_AVAILABLE RECORDS_
>> Start

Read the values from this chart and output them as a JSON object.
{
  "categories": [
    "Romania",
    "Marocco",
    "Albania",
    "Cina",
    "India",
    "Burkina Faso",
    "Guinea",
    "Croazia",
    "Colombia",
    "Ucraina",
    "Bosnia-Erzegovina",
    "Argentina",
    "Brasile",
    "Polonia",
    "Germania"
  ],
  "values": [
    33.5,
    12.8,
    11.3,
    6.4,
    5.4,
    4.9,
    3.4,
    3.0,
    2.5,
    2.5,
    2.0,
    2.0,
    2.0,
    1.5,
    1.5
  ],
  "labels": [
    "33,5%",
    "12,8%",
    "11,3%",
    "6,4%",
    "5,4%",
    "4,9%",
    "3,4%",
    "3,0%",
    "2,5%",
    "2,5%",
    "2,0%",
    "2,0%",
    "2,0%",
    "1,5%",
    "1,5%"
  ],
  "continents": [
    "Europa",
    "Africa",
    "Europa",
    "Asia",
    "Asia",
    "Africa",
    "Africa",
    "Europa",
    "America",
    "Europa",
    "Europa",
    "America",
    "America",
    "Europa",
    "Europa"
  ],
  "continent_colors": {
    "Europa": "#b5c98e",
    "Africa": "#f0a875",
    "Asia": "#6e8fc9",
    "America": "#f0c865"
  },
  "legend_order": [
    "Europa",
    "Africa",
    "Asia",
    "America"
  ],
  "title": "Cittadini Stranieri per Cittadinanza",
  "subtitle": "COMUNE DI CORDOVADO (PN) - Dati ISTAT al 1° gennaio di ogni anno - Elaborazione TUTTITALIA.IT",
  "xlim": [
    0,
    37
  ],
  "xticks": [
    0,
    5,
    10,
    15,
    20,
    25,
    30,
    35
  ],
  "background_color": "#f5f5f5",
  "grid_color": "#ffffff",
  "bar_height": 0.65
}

>> End

_EXERCISE INSTRUCTIONS_
Copy the data above in full, character for character.

_OUTPUT BELOW_
Read the values from this chart and output them as a JSON object.
{
  "categories": [
    "Romania",
    "Marocco",
    "Albania",
    "Cina",
    "India",
    "Burkina Faso",
    "Guinea",
    "Croazia",
    "Colombia",
    "Ucraina",
    "Bosnia-Erzegovina",
    "Argentina",
    "Brasile",
    "Polonia",
    "Germania"
  ],
  "values": [
    33.5,
    12.8,
    11.3,
    6.4,
    5.4,
    4.9,
    3.4,
    3.0,
    2.5,
    2.5,
    2.0,
    2.0,
    2.0,
    1.5,
    1.5
  ],
  "labels": [
    "33,5%",
    "12,8%",
    "11,3%",
    "6,4%",
    "5,4%",
    "4,9%",
    "3,4%",
    "3,0%",
    "2,5%",
    "2,5%",
    "2,0%",
    "2,0%",
    "2,0%",
    "1,5%",
    "1,5%"
  ],
  "continents": [
    "Europa",
    "Africa",
    "Europa",
    "Asia",
    "Asia",
    "Africa",
    "Africa",
    "Europa",
    "America",
    "Europa",
    "Europa",
    "America",
    "America",
    "Europa",
    "Europa"
  ],
  "continent_colors": {
    "Europa": "#b5c98e",
    "Africa": "#f0a875",
    "Asia": "#6e8fc9",
    "America": "#f0c865"
  },
  "legend_order": [
    "Europa",
    "Africa",
    "Asia",
    "America"
  ],
  "title": "Cittadini Stranieri per Cittadinanza",
  "subtitle": "COMUNE DI CORDOVADO (PN) - Dati ISTAT al 1° gennaio di ogni anno - Elaborazione TUTTITALIA.IT",
  "xlim": [
    0,
    37
  ],
  "xticks": [
    0,
    5,
    10,
    15,
    20,
    25,
    30,
    35
  ],
  "background_color": "#f5f5f5",
  "grid_color": "#ffffff",
  "bar_height": 0.65
}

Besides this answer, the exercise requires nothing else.